* **DOCUMENTO DE ORIGEM**:

Da loja à revista
Em dois séculos, a economia de mercado produziu um novo tipo de humano: o consumidor. Mas como a família autossuficiente do século XVIII, que possuía alguns objetos úteis, transformou-se em um depósito onde milhares de coisas são empilhadas? Foi necessário forjar um imaginário do zero e, nisso, a imprensa desempenhou um papel decisivo
A história da sociedade de consumo pode ser compreendida como a da multiplicação das imagens de mercadorias. Desenvolvendo-se sem parar desde o século XIX, a imagética de massa aniquilou a autossuficiência psicológica das anteriores. Ela permitiu à mercadoria conquistar os imaginários por meio de sua presença virtual cotidiana. Jornais, catálogos, revistas, litografias, cinema: as novas mídias colocaram progressivamente os ocidentais numa atitude de espectadores. Ensinaram às populações o prazer de ver e a vontade de consumir. Educaram as pessoas para a mercadoria, fazendo desta um símbolo universal, uma linguagem comum, um fato natural que parece sempre ter existido.
Ao longo de todo o século XIX, os comerciantes fizeram circular massas crescentes de “papéis”: cartas, litografias, catálogos, que possibilitaram familiarizar as populações com suas marcas e produtos. Mas, além dessa disseminação de imagens, foi a aliança com o mundo da imprensa que proporcionou aos comerciantes um poderoso meio de se instalar nas consciências. Os jornalistas se revelaram formidáveis profissionais da fabricação de públicos, capazes de criar o comum, de impor de modo cotidiano às massas seus assuntos de conversa. Quando os proprietários dos jornais compreenderam que sua prosperidade provinha menos do fato de vender papel aos leitores, e sim público aos anunciantes, a imprensa começou a trocar sua capacidade de mobilizar a sociedade por dinheiro; encontrou seu modelo econômico, a base de sua massificação. Os melhores periódicos do começo do século XIX sobreviveram graças a alguns milhares de assinaturas; os grandes títulos dos anos 1890 e 1900 venderam milhões de exemplares.

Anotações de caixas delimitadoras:
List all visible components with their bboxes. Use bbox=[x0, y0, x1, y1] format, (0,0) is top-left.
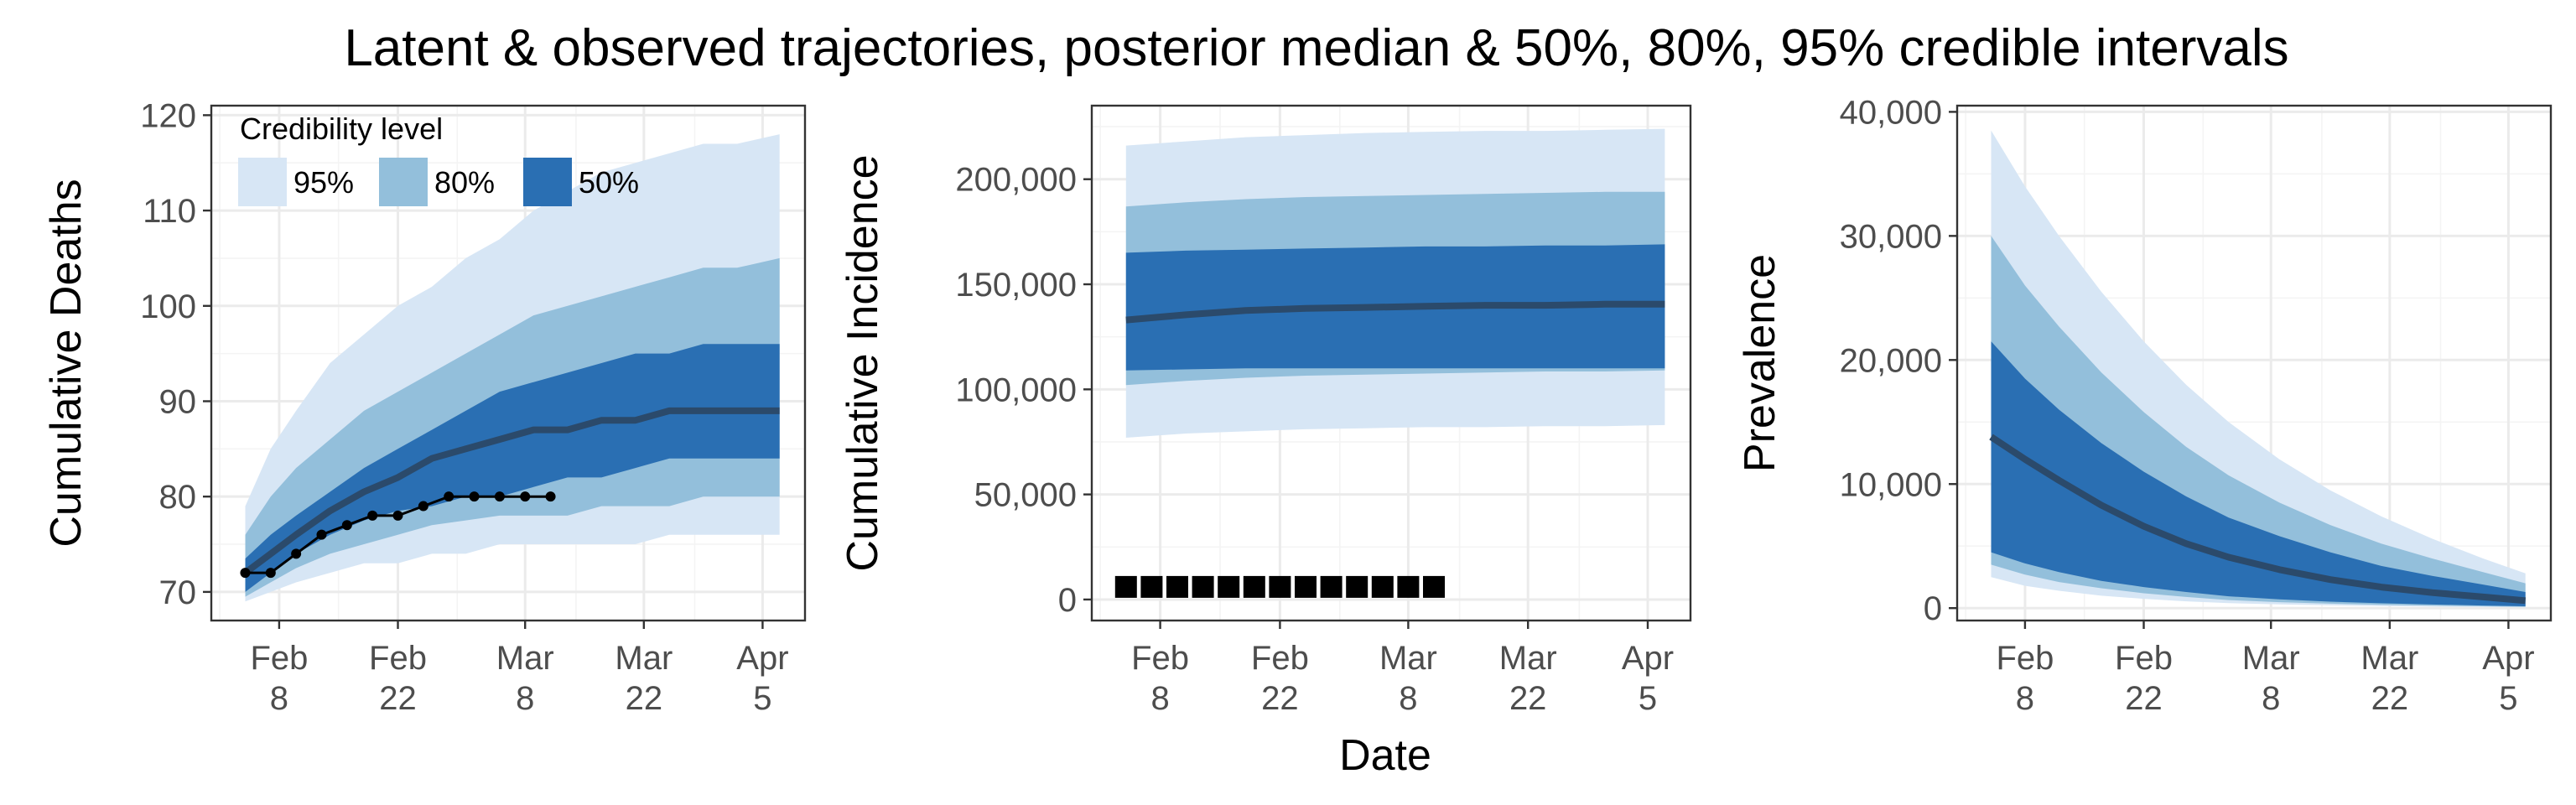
observed-point bbox=[265, 568, 276, 579]
observed-point bbox=[1320, 575, 1343, 598]
x-tick-label: Feb 22 bbox=[369, 640, 427, 717]
panel-border bbox=[1955, 104, 2553, 622]
panel-3: 0 10,000 20,000 30,000 40,000 Feb 8 Feb 22 Mar 8 Ma… bbox=[1736, 94, 2553, 717]
y-tick-label: 50,000 bbox=[974, 477, 1077, 514]
marks bbox=[240, 134, 780, 602]
panel-border bbox=[210, 104, 807, 622]
y-tick-label: 100 bbox=[140, 288, 196, 325]
observed-point bbox=[1346, 575, 1368, 598]
y-tick-label: 100,000 bbox=[955, 371, 1077, 408]
observed-point bbox=[418, 501, 428, 512]
marks bbox=[1989, 130, 2527, 608]
legend-label: 50% bbox=[579, 165, 639, 200]
y-tick-label: 30,000 bbox=[1840, 218, 1942, 255]
x-tick-label: Mar 22 bbox=[615, 640, 673, 717]
median-line bbox=[1989, 434, 2527, 605]
y-tick-label: 90 bbox=[159, 383, 197, 420]
observed-point bbox=[494, 491, 505, 502]
band-50 bbox=[245, 344, 780, 592]
observed-point bbox=[240, 568, 251, 579]
y-tick-label: 10,000 bbox=[1840, 466, 1942, 503]
legend-label: 95% bbox=[293, 165, 354, 200]
y-tick-label: 20,000 bbox=[1840, 342, 1942, 379]
observed-point bbox=[545, 491, 556, 502]
observed-point bbox=[1295, 575, 1317, 598]
band-50 bbox=[1991, 341, 2526, 606]
legend-key bbox=[523, 158, 572, 206]
y-tick-label: 200,000 bbox=[955, 162, 1077, 199]
observed-point bbox=[1218, 575, 1240, 598]
legend-label: 80% bbox=[434, 165, 495, 200]
marks bbox=[1114, 128, 1665, 598]
x-tick-label: Apr 5 bbox=[736, 640, 788, 717]
x-tick-label: Feb 8 bbox=[250, 640, 308, 717]
y-tick-label: 40,000 bbox=[1840, 94, 1942, 131]
x-tick-label: Mar 8 bbox=[2242, 640, 2300, 717]
x-tick-label: Mar 22 bbox=[1499, 640, 1557, 717]
y-tick-label: 150,000 bbox=[955, 267, 1077, 304]
observed-point bbox=[1269, 575, 1291, 598]
x-tick-label: Feb 22 bbox=[2115, 640, 2173, 717]
panel-2: 0 50,000 100,000 150,000 200,000 Feb 8 Feb 22 Mar… bbox=[839, 104, 1692, 717]
panel-border bbox=[1090, 104, 1692, 622]
y-axis-title: Prevalence bbox=[1736, 254, 1784, 472]
observed-point bbox=[1423, 575, 1445, 598]
x-tick-label: Feb 22 bbox=[1251, 640, 1309, 717]
observed-point bbox=[1140, 575, 1163, 598]
chart-panels: 70 80 90 100 110 120 Feb 8 Feb 22 Mar 8 Mar 22 Apr 5 Cum… bbox=[42, 94, 2553, 717]
observed-point bbox=[392, 510, 403, 521]
figure-title: Latent & observed trajectories, posterio… bbox=[344, 19, 2288, 77]
x-axis-title: Date bbox=[1339, 731, 1431, 780]
observed-point bbox=[1371, 575, 1394, 598]
x-tick-label: Feb 8 bbox=[1996, 640, 2054, 717]
observed-point bbox=[1114, 575, 1137, 598]
observed-point bbox=[367, 510, 378, 521]
legend-key bbox=[379, 158, 428, 206]
x-tick-label: Mar 22 bbox=[2360, 640, 2418, 717]
x-tick-label: Mar 8 bbox=[1379, 640, 1437, 717]
y-tick-label: 120 bbox=[140, 97, 196, 134]
observed-point bbox=[291, 548, 302, 559]
legend: Credibility level 95% 80% 50% bbox=[238, 112, 639, 206]
observed-point bbox=[341, 520, 352, 531]
observed-point bbox=[1243, 575, 1265, 598]
y-axis-title: Cumulative Deaths bbox=[42, 179, 91, 547]
median-line bbox=[1125, 300, 1665, 324]
observed-point bbox=[316, 529, 327, 540]
y-tick-label: 80 bbox=[159, 479, 197, 516]
y-tick-label: 0 bbox=[1924, 590, 1942, 627]
observed-point bbox=[1397, 575, 1420, 598]
observed-point bbox=[1166, 575, 1188, 598]
x-tick-label: Apr 5 bbox=[1622, 640, 1674, 717]
observed-point bbox=[520, 491, 531, 502]
y-tick-label: 0 bbox=[1058, 582, 1077, 619]
y-tick-label: 70 bbox=[159, 574, 197, 611]
panel-1: 70 80 90 100 110 120 Feb 8 Feb 22 Mar 8 Mar 22 Apr 5 Cum… bbox=[42, 97, 807, 717]
y-axis-title: Cumulative Incidence bbox=[839, 154, 887, 571]
observed-point bbox=[1192, 575, 1214, 598]
x-tick-label: Feb 8 bbox=[1131, 640, 1189, 717]
median-line bbox=[243, 407, 780, 576]
x-tick-label: Apr 5 bbox=[2482, 640, 2534, 717]
observed-point bbox=[469, 491, 480, 502]
y-tick-label: 110 bbox=[143, 193, 196, 230]
observed-point bbox=[444, 491, 454, 502]
x-tick-label: Mar 8 bbox=[496, 640, 554, 717]
legend-key bbox=[238, 158, 287, 206]
legend-title: Credibility level bbox=[240, 112, 443, 146]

* **INSTRUÇÕES DE TRABALHO**:
**1)** Determine quantas linhas dos registros contêm a sequência "level", diferenciando maiúsculas de minúsculas. Responda somente com o número.
**2)** Prolongue o texto sobre a imprensa e a sociedade de consumo a partir do ponto em que ele termina.

* **RESPOSTAS DO EXERCÍCIO**:
**1)** 2

**2)**
O jornal ilustrado aboliu as distâncias por meio da justaposição das imagens do mundo. O presente não era mais somente o aqui e o agora: oferecia a possibilidade de pensar no que os homens de longe viviam e sentiam. Essas visões novas afetaram profundamente as populações, que podiam a partir daquele momento projetar-se em experiências desconhecidas e alimentar sonhos despertos. O que as pessoas compartilhavam então não era mais apenas a terra que habitavam e as palavras que trocavam cara a cara, mas também o que liam e o que viam. Assistimos, assim, a uma nacionalização dos temas de conversa. A atualidade, os folhetins, as amenidades, os catálogos e os livros escolares “sincronizaram” as representações e deram forma a uma consciência e a uma memória coletivas.
Um passeio invertido
Ao mesmo tempo, o impresso retirou os comerciantes das limitações das vitrines para fazê-los penetrar nos lares. Podemos também considerar os catálogos, jornais e coleções de litografias como lojas de papel, suportes de uma captação virtual. Em suas páginas, os catálogos materializam os produtos com ilustrações detalhadas, equivalentes a réplicas das prateleiras do comércio; fazemos compras a todo momento, ficando em casa, e sem gastar nada. É um passeio invertido: não são mais as pessoas que vão à mercadoria, é a imagem da mercadoria que desfila sob seus olhos.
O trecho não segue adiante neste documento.